# TASK BRIEF
Below are records to repeat exactly. Omit the pictures from the copy.

*-*-*

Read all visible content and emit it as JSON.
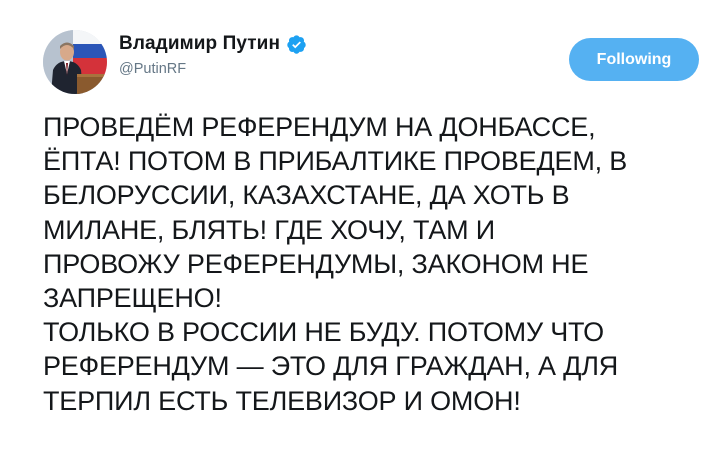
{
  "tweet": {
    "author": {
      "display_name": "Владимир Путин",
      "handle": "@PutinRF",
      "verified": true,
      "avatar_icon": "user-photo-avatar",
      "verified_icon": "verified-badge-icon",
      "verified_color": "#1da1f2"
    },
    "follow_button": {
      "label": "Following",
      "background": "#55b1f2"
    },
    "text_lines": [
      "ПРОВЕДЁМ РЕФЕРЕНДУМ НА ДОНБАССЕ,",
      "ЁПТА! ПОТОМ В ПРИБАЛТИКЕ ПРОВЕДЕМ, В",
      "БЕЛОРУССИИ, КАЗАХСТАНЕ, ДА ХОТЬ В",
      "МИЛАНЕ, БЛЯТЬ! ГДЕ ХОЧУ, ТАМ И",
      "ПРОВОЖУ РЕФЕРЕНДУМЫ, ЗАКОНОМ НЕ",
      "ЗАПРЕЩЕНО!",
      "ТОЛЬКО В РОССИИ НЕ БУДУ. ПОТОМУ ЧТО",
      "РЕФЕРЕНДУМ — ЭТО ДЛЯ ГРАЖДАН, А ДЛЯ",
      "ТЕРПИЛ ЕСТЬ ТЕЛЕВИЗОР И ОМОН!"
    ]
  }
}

*-*-*

# RIGHT ANSWER
Read all visible content and emit it as JSON.
{
  "tweet": {
    "author": {
      "display_name": "Владимир Путин",
      "handle": "@PutinRF",
      "verified": true,
      "avatar_icon": "user-photo-avatar",
      "verified_icon": "verified-badge-icon",
      "verified_color": "#1da1f2"
    },
    "follow_button": {
      "label": "Following",
      "background": "#55b1f2"
    },
    "text_lines": [
      "ПРОВЕДЁМ РЕФЕРЕНДУМ НА ДОНБАССЕ,",
      "ЁПТА! ПОТОМ В ПРИБАЛТИКЕ ПРОВЕДЕМ, В",
      "БЕЛОРУССИИ, КАЗАХСТАНЕ, ДА ХОТЬ В",
      "МИЛАНЕ, БЛЯТЬ! ГДЕ ХОЧУ, ТАМ И",
      "ПРОВОЖУ РЕФЕРЕНДУМЫ, ЗАКОНОМ НЕ",
      "ЗАПРЕЩЕНО!",
      "ТОЛЬКО В РОССИИ НЕ БУДУ. ПОТОМУ ЧТО",
      "РЕФЕРЕНДУМ — ЭТО ДЛЯ ГРАЖДАН, А ДЛЯ",
      "ТЕРПИЛ ЕСТЬ ТЕЛЕВИЗОР И ОМОН!"
    ]
  }
}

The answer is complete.